● Task prompt: Where a line contains the string "area", copy that line.

● Data supplied:

------------

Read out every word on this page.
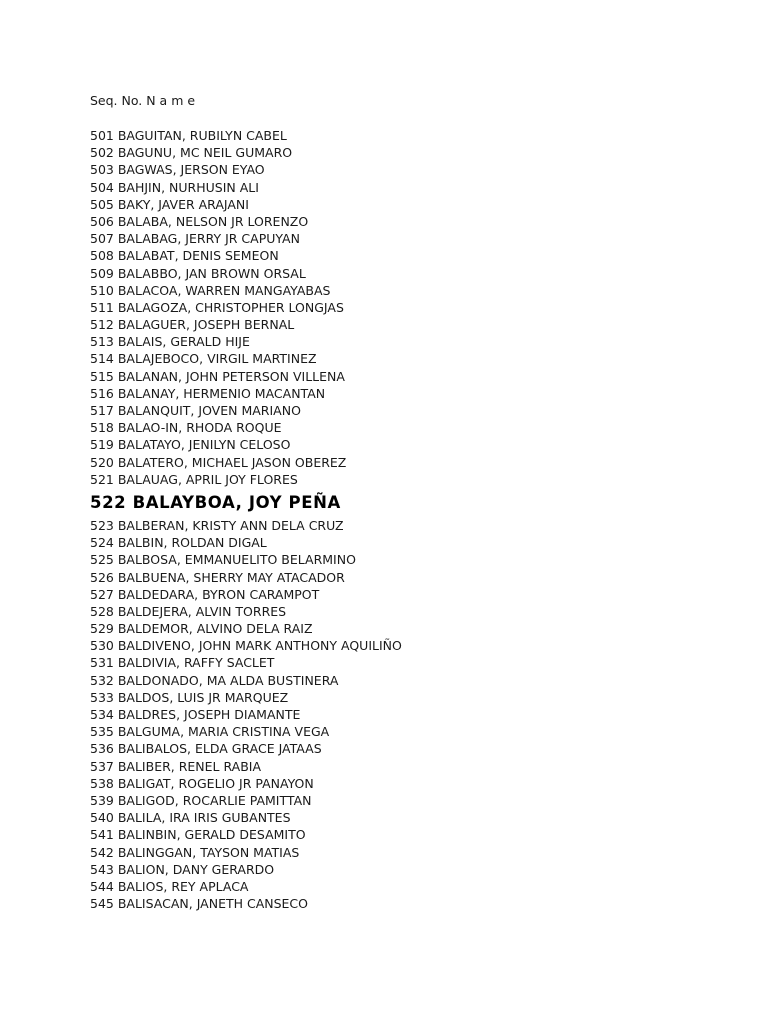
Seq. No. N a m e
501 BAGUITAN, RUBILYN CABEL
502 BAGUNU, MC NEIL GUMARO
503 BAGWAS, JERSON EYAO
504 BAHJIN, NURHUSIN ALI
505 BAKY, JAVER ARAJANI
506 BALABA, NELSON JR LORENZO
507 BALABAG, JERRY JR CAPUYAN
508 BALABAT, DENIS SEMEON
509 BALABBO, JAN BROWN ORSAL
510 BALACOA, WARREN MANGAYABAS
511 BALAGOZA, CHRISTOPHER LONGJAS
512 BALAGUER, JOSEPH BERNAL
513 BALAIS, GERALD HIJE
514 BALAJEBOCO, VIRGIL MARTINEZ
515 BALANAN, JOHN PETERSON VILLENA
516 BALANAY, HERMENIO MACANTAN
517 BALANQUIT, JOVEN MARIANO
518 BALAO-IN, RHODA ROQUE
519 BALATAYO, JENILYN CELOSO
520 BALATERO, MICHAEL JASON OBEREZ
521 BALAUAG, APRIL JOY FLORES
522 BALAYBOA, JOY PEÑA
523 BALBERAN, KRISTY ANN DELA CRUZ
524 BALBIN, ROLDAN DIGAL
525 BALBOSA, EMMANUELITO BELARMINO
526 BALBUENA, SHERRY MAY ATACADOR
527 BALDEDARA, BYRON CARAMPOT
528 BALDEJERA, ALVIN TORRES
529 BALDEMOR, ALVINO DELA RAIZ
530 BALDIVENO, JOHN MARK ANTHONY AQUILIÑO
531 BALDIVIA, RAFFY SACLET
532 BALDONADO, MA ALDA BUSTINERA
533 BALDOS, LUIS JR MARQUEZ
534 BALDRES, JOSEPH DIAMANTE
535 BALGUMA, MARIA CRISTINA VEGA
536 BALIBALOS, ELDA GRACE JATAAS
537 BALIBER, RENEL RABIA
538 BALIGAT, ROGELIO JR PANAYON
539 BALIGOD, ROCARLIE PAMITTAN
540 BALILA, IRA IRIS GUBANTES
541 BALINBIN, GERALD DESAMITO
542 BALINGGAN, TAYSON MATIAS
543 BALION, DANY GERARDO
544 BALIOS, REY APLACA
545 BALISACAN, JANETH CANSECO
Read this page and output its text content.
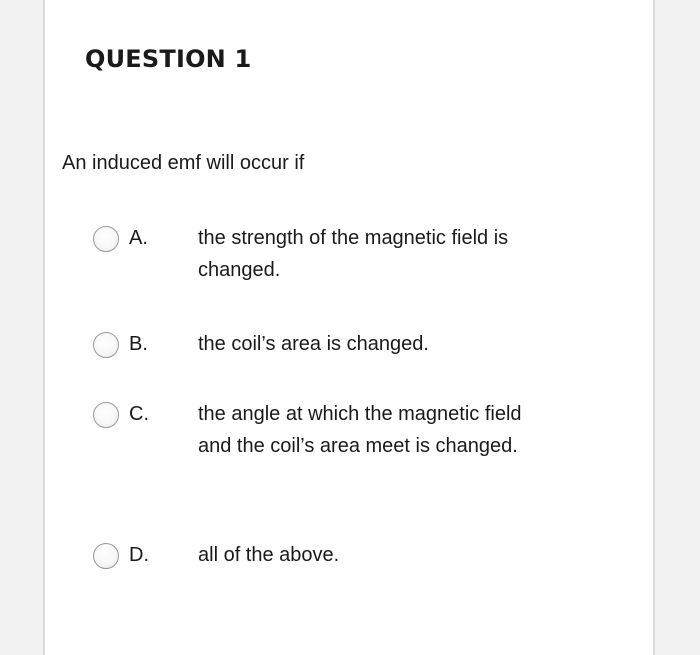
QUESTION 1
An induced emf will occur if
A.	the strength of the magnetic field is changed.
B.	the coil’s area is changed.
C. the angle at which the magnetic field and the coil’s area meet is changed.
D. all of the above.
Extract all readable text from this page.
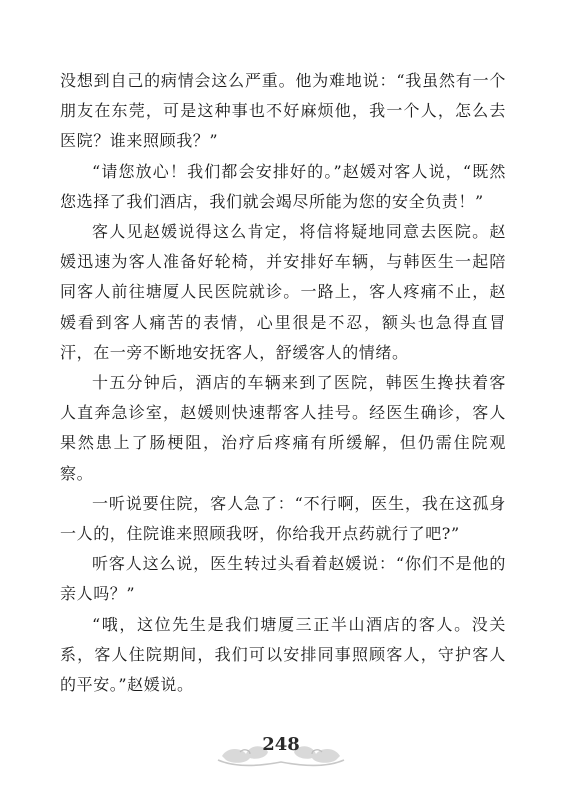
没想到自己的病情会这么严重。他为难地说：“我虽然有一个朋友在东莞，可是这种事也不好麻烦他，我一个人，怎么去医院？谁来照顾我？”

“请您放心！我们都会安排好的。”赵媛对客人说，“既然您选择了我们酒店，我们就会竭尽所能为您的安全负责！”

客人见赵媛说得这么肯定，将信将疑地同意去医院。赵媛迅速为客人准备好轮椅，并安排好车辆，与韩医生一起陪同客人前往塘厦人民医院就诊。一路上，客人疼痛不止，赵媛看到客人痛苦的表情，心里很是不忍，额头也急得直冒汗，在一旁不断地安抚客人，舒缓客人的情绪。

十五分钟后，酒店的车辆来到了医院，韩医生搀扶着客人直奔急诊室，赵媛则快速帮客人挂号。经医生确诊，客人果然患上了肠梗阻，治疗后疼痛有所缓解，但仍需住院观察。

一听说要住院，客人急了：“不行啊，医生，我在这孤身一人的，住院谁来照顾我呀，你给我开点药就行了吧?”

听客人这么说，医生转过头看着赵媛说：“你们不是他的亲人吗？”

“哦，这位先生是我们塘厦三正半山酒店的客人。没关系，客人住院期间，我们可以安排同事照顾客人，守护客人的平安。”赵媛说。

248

------------

● Result below:
B.	the coil’s area is changed.
C. the angle at which the magnetic field and the coil’s area meet is changed.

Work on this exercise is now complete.